#### GIVEN TEXT
++++++++++++++++++++
Forum Discussion
travelnutz
Dec 28, 2016Explorer II
We have been camping in our Lance 11' 4" TC many times below zero at night when up in the U.P. of Michigan and in Ontario Canada north and east of Lake Superior. Coldest night low hit -30 F and didn't even get to 0 F during the day but the TC was very warm and comfortable. Pulled our snowmobiles to the far north for many years and lived in the TC when up there.
We have the removable carpet on the floor which really helps when walking on it with no shoes and also have storm windows on the inside I made of .22" thick acrylic window glass and are clamped to the window frame so with clips in the existing screws they are easily removed for summer. Storms preferably or good dual pane windows are a must for zero or below camping.
We met a camper at Tahquamenon Falls CG a couple years ago who also said they had a constant cold draft below their dining table window and the kitchen window too and were searching for what to do about it. Also commented that their bathroom was very cold too so you are not alone. Our Lance has a 3" dia heat tube outlet grill directly from the close by furnace to the bathroom and it keeps the bathroom nice and warm. We know how well our Lance is insulated and sealed as we have used it so much in winter for years. Nothing even froze up in those very cold temps and that sure made us happy.
For batteries lasting a day or two in very cold temps it's no problem as we have 3 group 31 deep cycle 225 minunte draw at 23 amps or 675 minutes for the 3 batteries which is a lot. There's room for 2 of the big batteries ahead of the rear wheel well in the driver's side bed and one in the TC battery compartment and all are coupled together with #2 gauge fine strand copper welder cable and charged with the same size copper + and - cables with an 80 amp marine fuse on each end of the + cable coming from the alternator with a high current slide switch so the 12V high amp current can be turned off when not wanted and for safety. The + lead also has a starter solenoid wired in ahead of the switch so the vehicle battery can't be drawn from and depleted. My system is isolated from the OEM electrical system. The cable back to the batteries in the bed in inside a split plastic sheathing and it's tied to the truck frame with HD plastic cable ties. Been there for 12 years now and still holding good. The 2 cables come up thru a grommet protected hole in the inside corner of the truck bed to the 2 batteries so there's no sharp metal edges to cut thru to the copper cable and short out. The rubber coated #2 0r #4 gauge welder cable can be bought at a Tractor Supply or other farm supply store or electrical supply place. Fine strand so it can bend a lot and not break like thick wire does.
The keep the bed mattress from being so darn cold to get on at night in extreme cold weather, I have a heated mattress pad that runs off a small inverter to preheat the bed for an hour or two before hitting the sack. Works super and they really don't draw much wattage as they recycle on and off during the night and your body heat keeps them not drawing any current at all more than when it does. Ours only draws 80 watts when actually heating and with 3 big batteries, it's no problem at all even for 2 nights without even running the truck's engine to recharge. We both really hate a cold mattress and don't have one! If Momma ain't happy, nobody else is gonna be happy either!
++++++++++++++++++++
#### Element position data
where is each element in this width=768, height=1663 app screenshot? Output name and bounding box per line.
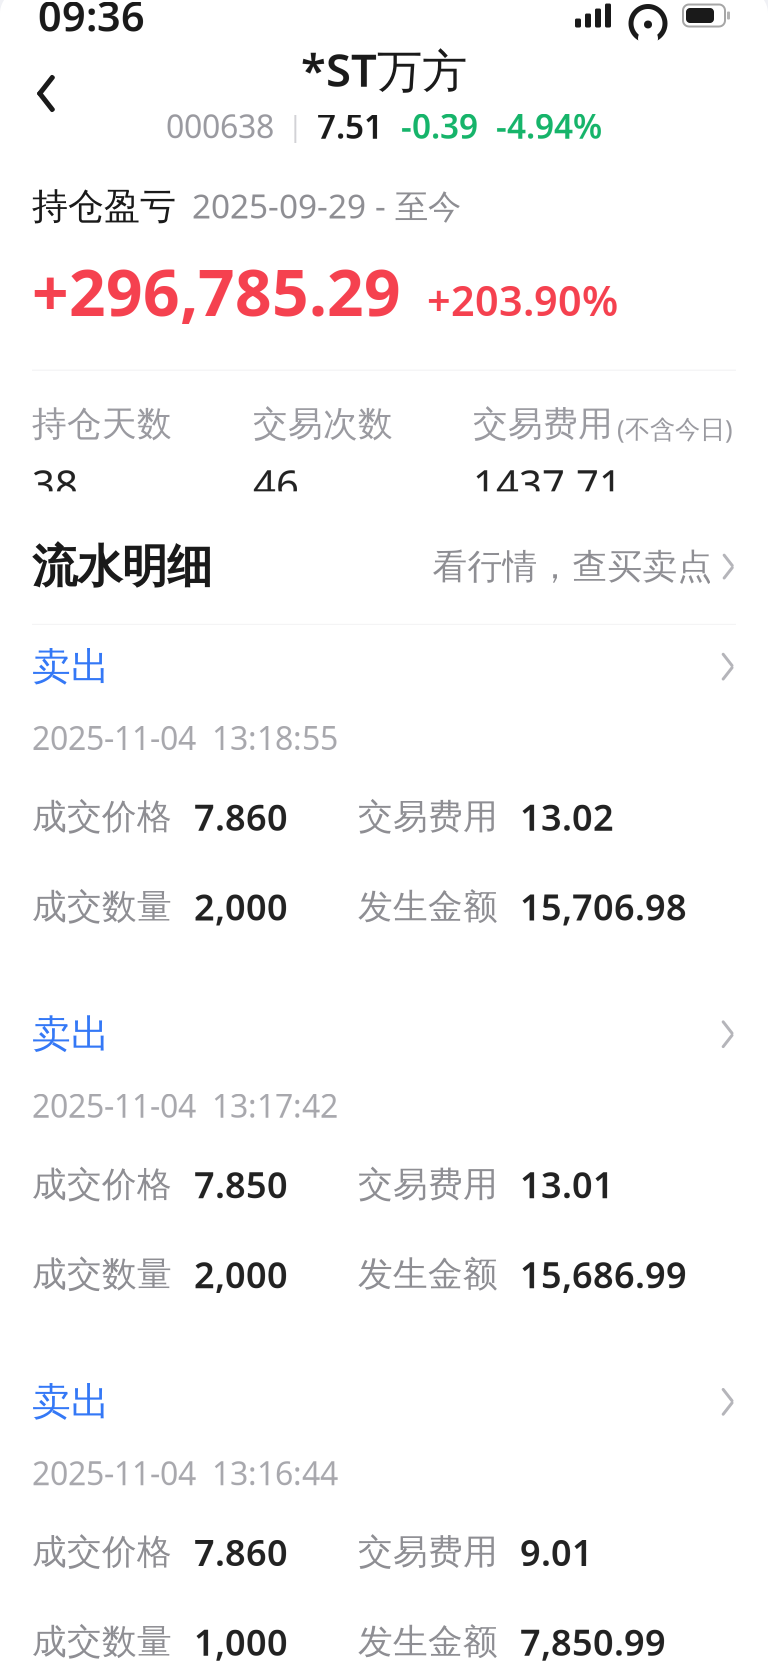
staticText: 2025-11-04 13:17:42 <box>32 1084 338 1126</box>
staticText: 15,686.99 <box>520 1250 687 1298</box>
staticText: 2,000 <box>194 1250 288 1298</box>
staticText: 发生金额 <box>358 1253 498 1296</box>
button[interactable]: 卖出 <box>0 625 768 992</box>
staticText: 15,706.98 <box>520 883 687 930</box>
staticText: 7.51 <box>317 104 383 148</box>
staticText: 看行情，查买卖点 <box>432 545 712 588</box>
staticText: 卖出 <box>32 1010 110 1058</box>
staticText: 9.01 <box>520 1528 593 1576</box>
staticText: 成交数量 <box>32 1253 172 1296</box>
staticText: 46 <box>253 457 299 510</box>
staticText: 卖出 <box>32 643 110 690</box>
staticText: 2025-11-04 13:18:55 <box>32 716 338 759</box>
staticText: 持仓盈亏 <box>32 184 176 229</box>
staticText: 000638 <box>166 104 274 147</box>
staticText: 交易费用 <box>358 796 498 838</box>
staticText: 2025-11-04 13:16:44 <box>32 1452 338 1494</box>
staticText: 成交价格 <box>32 796 172 838</box>
staticText: -4.94% <box>478 104 602 148</box>
staticText: 13.01 <box>520 1160 614 1208</box>
staticText: 成交数量 <box>32 885 172 928</box>
staticText: (不含今日) <box>617 412 733 445</box>
staticText: 7.860 <box>194 793 288 841</box>
staticText: 7.850 <box>194 1160 288 1208</box>
staticText: 交易费用 <box>358 1163 498 1206</box>
staticText: 1,000 <box>194 1618 288 1663</box>
staticText: 成交价格 <box>32 1163 172 1206</box>
staticText: | <box>274 108 317 143</box>
staticText: 成交数量 <box>32 1620 172 1663</box>
staticText: -0.39 <box>383 104 478 148</box>
button[interactable]: 看行情，查买卖点 <box>432 535 736 598</box>
staticText: +296,785.29 <box>32 249 401 334</box>
staticText: 13.02 <box>520 793 614 841</box>
staticText: 持仓天数 <box>32 403 172 445</box>
button[interactable]: 卖出 <box>0 1360 768 1663</box>
staticText: 卖出 <box>32 1378 110 1426</box>
staticText: 1437.71 <box>473 457 622 510</box>
staticText: 发生金额 <box>358 1620 498 1663</box>
button[interactable]: 返回 <box>14 62 78 126</box>
staticText: *ST万方 <box>301 39 467 100</box>
staticText: 成交价格 <box>32 1531 172 1573</box>
staticText: 交易费用 <box>358 1531 498 1573</box>
staticText: +203.90% <box>427 272 618 327</box>
staticText: 09:36 <box>38 0 145 43</box>
button[interactable]: 卖出 <box>0 992 768 1360</box>
staticText: 发生金额 <box>358 885 498 928</box>
staticText: 2,000 <box>194 883 288 930</box>
staticText: 2025-09-29 - 至今 <box>192 184 461 228</box>
staticText: 7.860 <box>194 1528 288 1576</box>
staticText: 交易次数 <box>253 403 393 445</box>
staticText: 交易费用 <box>473 403 613 445</box>
staticText: 7,850.99 <box>520 1618 666 1663</box>
staticText: 流水明细 <box>32 539 212 594</box>
staticText: 38 <box>32 457 78 510</box>
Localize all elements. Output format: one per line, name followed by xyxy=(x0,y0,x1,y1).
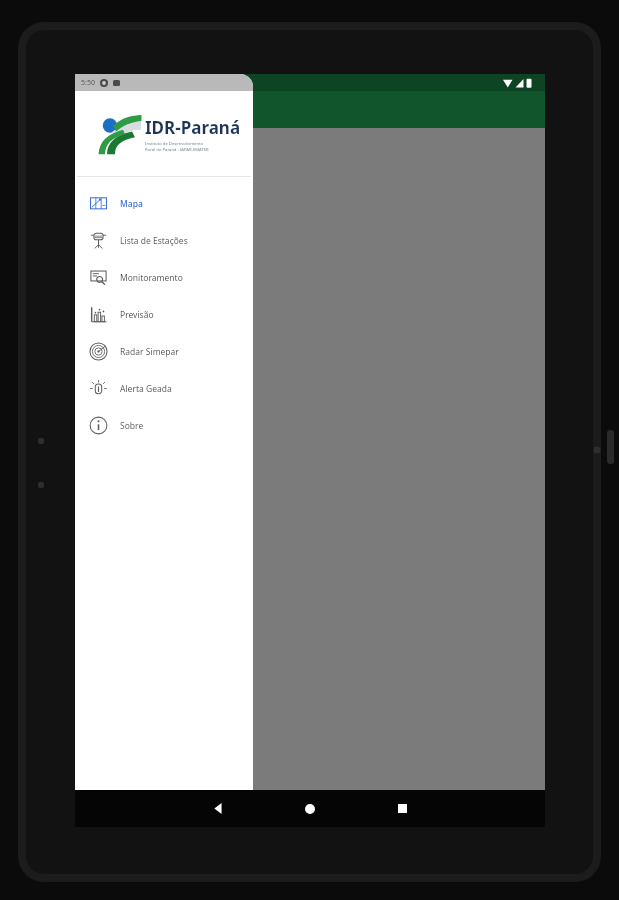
staticText: Lista de Estações xyxy=(120,235,188,247)
button[interactable]: Radar Simepar xyxy=(75,333,253,370)
staticText: Instituto de Desenvolvimento Rural do Pa… xyxy=(145,141,209,153)
staticText: which are not supported by your device. xyxy=(79,133,220,143)
staticText: Sobre xyxy=(120,420,144,432)
button[interactable]: Sobre xyxy=(75,407,253,444)
staticText: Monitoramento xyxy=(120,272,183,284)
button[interactable]: Mapa xyxy=(75,185,253,222)
button[interactable]: Alerta Geada xyxy=(75,370,253,407)
button[interactable]: Home xyxy=(279,790,341,827)
staticText: Radar Simepar xyxy=(120,346,179,358)
button[interactable]: Back xyxy=(187,790,249,827)
staticText: IDR-Paraná xyxy=(145,116,241,139)
staticText: Alerta Geada xyxy=(120,383,172,395)
staticText: Previsão xyxy=(120,309,154,321)
button[interactable]: Recent apps xyxy=(371,790,433,827)
staticText: 5:50 xyxy=(81,78,95,88)
staticText: Mapa xyxy=(120,198,143,210)
staticText: IDR Clima xyxy=(96,99,171,121)
button[interactable]: Monitoramento xyxy=(75,259,253,296)
button[interactable]: Lista de Estações xyxy=(75,222,253,259)
button[interactable]: Previsão xyxy=(75,296,253,333)
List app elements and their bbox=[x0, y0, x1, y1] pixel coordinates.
++++++++++++++++++++
#### WHAT IS ASKED
- a) List every geographic location named in the forum post about winter truck camping.
- b) In the records, output the part that opens with the line containing "staticText: 2025-11-04 13:17:42" and closes with the line containing "staticText: 9.01 <box>520 1528 593 1576</box>", with both of those lines included.

#### SOLUTIONS TO THE TASKS
- a)
- U.P. of Michigan
- Ontario Canada
- Lake Superior
- Tahquamenon Falls CG

- b)
staticText: 2025-11-04 13:17:42 <box>32 1084 338 1126</box>
staticText: 15,686.99 <box>520 1250 687 1298</box>
staticText: 2,000 <box>194 1250 288 1298</box>
staticText: 发生金额 <box>358 1253 498 1296</box>
button[interactable]: 卖出 <box>0 625 768 992</box>
staticText: 15,706.98 <box>520 883 687 930</box>
staticText: 7.51 <box>317 104 383 148</box>
staticText: 看行情，查买卖点 <box>432 545 712 588</box>
staticText: 卖出 <box>32 1010 110 1058</box>
staticText: 9.01 <box>520 1528 593 1576</box>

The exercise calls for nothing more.